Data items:
• • • • •
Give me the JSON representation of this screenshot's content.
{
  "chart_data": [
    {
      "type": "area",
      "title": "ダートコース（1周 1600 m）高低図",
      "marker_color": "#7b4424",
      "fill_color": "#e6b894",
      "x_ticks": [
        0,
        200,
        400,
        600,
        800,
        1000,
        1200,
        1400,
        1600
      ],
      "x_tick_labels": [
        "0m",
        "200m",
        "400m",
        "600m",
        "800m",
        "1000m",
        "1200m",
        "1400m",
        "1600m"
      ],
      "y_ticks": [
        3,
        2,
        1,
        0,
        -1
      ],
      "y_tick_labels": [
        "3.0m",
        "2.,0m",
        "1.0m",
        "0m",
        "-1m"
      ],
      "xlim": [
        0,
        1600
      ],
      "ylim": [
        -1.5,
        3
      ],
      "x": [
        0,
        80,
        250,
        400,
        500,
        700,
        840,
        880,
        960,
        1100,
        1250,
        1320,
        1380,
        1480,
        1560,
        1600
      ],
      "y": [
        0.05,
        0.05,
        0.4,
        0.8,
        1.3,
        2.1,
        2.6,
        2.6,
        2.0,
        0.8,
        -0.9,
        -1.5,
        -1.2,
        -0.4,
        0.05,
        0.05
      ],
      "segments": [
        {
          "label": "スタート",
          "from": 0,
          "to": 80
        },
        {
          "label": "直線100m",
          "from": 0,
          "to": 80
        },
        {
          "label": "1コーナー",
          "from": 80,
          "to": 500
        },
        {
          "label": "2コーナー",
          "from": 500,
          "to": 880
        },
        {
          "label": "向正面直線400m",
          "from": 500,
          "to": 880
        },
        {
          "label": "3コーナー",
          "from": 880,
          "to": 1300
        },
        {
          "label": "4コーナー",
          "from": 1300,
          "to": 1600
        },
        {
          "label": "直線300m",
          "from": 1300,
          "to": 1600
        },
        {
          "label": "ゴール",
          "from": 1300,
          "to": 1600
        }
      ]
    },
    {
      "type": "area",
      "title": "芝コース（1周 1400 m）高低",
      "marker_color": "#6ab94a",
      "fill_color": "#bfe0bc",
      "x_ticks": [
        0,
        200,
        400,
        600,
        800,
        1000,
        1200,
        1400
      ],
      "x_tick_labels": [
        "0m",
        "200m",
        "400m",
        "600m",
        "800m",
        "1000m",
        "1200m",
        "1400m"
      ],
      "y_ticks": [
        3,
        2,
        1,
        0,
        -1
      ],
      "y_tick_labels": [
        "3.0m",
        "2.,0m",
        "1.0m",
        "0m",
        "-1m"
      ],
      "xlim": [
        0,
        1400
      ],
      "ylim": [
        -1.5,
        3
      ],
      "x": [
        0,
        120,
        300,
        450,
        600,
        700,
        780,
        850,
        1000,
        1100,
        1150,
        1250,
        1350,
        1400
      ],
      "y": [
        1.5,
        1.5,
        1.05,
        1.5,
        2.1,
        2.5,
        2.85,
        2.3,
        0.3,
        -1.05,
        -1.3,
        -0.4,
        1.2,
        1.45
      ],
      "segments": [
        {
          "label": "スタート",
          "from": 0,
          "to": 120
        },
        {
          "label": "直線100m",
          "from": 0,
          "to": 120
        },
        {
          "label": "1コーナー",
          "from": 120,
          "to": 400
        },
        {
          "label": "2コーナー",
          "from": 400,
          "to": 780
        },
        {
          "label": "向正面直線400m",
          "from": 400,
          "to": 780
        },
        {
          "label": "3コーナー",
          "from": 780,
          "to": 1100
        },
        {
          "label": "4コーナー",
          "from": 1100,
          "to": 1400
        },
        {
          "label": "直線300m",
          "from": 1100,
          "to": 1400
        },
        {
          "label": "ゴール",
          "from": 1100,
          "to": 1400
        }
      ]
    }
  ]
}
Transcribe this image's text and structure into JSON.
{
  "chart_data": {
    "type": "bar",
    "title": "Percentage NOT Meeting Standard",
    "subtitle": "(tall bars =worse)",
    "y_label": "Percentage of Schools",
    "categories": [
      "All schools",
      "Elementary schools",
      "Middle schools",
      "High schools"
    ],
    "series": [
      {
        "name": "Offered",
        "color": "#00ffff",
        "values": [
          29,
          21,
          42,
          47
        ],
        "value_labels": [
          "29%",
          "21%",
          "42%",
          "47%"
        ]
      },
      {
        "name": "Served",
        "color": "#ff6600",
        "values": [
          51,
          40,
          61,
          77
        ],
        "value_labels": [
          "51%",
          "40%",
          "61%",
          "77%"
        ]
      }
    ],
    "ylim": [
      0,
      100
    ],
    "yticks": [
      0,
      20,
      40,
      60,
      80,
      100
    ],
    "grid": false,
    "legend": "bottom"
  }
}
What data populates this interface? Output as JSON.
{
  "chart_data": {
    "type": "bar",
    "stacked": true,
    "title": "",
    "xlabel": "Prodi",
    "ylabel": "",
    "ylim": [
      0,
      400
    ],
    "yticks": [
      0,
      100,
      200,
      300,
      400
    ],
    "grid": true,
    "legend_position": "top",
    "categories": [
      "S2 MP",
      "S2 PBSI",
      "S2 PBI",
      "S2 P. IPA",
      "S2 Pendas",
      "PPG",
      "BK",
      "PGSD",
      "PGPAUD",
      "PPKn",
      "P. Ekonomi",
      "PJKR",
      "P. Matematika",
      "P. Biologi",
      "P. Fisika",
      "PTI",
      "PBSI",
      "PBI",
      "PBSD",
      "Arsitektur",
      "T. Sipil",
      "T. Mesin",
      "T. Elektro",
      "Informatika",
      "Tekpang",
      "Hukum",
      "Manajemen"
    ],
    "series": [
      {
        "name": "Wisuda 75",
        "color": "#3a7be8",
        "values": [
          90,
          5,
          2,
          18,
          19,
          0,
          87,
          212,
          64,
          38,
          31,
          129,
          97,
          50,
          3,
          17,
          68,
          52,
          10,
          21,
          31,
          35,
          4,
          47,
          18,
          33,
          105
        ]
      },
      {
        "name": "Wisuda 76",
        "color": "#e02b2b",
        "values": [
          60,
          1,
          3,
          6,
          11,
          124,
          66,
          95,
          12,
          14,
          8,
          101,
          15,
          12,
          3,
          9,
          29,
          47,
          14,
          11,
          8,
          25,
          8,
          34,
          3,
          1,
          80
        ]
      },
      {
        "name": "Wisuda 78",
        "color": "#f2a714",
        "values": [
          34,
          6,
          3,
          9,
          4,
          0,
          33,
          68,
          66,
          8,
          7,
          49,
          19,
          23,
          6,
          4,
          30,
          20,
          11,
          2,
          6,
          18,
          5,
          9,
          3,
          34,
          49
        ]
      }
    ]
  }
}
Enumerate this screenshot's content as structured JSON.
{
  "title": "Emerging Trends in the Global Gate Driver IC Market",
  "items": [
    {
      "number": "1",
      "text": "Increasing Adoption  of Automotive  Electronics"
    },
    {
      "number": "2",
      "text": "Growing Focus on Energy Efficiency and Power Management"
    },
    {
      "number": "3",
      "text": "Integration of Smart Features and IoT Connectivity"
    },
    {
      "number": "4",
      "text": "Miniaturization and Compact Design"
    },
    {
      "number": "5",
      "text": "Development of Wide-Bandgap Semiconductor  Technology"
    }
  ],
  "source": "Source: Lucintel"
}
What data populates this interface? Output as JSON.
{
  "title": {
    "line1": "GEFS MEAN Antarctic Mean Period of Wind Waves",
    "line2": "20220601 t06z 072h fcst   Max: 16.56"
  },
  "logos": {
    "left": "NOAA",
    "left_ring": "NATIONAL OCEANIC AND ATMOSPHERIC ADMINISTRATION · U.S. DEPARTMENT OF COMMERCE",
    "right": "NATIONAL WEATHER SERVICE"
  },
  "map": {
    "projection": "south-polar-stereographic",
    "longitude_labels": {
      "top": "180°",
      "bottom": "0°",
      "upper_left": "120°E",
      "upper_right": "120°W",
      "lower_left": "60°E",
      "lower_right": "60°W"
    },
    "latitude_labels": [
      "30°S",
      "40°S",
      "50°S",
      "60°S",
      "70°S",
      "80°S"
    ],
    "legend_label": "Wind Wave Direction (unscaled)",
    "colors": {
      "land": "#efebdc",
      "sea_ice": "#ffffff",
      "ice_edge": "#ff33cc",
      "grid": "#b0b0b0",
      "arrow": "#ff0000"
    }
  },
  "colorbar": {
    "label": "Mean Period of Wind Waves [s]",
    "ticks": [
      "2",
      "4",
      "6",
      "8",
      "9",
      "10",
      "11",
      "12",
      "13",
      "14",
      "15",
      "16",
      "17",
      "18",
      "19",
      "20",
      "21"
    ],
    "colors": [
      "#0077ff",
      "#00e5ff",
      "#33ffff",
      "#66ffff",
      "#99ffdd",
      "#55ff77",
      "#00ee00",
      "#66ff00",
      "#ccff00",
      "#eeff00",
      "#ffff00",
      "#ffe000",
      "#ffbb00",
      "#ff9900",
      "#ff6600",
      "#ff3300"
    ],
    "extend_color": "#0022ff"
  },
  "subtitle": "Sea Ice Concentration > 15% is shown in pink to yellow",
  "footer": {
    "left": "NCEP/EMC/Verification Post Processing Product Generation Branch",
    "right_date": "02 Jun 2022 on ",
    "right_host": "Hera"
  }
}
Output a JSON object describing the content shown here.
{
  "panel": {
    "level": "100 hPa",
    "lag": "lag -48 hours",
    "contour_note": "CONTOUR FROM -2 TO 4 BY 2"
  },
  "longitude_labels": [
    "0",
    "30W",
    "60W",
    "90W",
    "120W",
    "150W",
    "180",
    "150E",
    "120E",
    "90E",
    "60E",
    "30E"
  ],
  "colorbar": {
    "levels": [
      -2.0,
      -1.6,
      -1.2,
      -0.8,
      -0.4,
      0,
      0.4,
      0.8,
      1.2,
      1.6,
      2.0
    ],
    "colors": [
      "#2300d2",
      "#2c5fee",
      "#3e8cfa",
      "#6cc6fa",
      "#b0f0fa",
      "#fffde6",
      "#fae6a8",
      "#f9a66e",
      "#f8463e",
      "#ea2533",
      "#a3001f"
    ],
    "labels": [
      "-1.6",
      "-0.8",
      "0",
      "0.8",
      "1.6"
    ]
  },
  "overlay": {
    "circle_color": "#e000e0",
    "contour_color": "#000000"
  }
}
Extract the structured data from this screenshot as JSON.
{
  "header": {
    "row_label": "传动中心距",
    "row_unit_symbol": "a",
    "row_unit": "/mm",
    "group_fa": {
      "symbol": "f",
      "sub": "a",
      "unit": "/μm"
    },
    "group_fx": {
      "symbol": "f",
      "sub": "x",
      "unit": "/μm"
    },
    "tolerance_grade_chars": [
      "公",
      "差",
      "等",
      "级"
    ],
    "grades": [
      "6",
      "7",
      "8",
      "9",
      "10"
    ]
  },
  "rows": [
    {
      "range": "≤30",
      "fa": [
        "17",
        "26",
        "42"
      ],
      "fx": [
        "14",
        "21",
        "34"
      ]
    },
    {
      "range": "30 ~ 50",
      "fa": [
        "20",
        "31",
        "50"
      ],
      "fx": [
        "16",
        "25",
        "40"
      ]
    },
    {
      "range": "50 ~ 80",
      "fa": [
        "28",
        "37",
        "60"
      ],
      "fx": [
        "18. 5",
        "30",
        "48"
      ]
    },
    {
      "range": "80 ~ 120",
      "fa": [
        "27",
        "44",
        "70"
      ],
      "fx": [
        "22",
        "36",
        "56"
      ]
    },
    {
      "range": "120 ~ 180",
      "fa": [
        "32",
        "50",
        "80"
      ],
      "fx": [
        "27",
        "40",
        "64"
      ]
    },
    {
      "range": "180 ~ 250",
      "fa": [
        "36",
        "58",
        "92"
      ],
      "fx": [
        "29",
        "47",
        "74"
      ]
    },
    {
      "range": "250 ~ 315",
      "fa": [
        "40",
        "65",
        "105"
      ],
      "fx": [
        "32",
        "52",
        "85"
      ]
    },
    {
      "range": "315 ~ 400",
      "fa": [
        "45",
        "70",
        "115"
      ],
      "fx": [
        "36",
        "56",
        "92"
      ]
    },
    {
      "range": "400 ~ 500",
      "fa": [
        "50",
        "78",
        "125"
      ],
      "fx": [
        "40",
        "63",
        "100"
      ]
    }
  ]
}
• • • • •
## Your goal
Extract all lines from the material above that include the word "JSON".

## Response to the exercise
Give me the JSON representation of this screenshot's content.
Transcribe this image's text and structure into JSON.
What data populates this interface? Output as JSON.
Enumerate this screenshot's content as structured JSON.
What data populates this interface? Output as JSON.
Output a JSON object describing the content shown here.
Extract the structured data from this screenshot as JSON.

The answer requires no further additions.